* Input records
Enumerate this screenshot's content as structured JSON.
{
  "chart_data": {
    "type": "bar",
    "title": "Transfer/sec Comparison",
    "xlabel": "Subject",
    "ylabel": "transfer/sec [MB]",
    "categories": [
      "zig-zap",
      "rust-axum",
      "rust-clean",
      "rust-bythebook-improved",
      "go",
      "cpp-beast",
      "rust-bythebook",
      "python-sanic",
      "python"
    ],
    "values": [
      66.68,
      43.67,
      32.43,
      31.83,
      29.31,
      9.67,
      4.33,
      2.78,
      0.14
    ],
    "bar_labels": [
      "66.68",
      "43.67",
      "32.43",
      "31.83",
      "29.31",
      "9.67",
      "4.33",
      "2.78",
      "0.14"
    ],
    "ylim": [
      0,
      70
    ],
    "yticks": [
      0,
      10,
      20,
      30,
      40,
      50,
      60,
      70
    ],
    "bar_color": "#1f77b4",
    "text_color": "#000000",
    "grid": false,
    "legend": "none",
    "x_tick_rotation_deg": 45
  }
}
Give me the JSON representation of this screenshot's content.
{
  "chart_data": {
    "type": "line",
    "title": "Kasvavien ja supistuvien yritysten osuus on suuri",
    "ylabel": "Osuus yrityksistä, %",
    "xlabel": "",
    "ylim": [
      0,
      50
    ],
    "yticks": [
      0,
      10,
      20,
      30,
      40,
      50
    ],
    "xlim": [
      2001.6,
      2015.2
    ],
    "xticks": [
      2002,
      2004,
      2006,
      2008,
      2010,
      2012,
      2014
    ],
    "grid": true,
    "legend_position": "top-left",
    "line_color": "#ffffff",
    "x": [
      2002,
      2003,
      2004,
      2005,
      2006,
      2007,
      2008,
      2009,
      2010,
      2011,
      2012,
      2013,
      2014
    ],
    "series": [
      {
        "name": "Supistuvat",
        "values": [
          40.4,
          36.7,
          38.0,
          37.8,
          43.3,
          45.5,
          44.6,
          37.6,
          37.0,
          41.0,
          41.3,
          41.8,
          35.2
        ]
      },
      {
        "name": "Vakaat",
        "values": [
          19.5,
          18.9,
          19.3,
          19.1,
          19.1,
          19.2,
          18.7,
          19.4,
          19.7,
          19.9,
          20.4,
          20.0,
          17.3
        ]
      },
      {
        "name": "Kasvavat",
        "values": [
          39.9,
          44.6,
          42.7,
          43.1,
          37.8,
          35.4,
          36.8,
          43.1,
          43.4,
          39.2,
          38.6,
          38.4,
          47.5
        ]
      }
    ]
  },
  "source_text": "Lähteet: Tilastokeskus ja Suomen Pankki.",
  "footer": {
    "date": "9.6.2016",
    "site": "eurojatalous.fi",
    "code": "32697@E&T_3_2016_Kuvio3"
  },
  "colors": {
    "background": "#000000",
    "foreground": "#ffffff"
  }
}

* To be done
Which lines of the material contain the string "this"? List each of them.

* Answer below
Enumerate this screenshot's content as structured JSON.
Give me the JSON representation of this screenshot's content.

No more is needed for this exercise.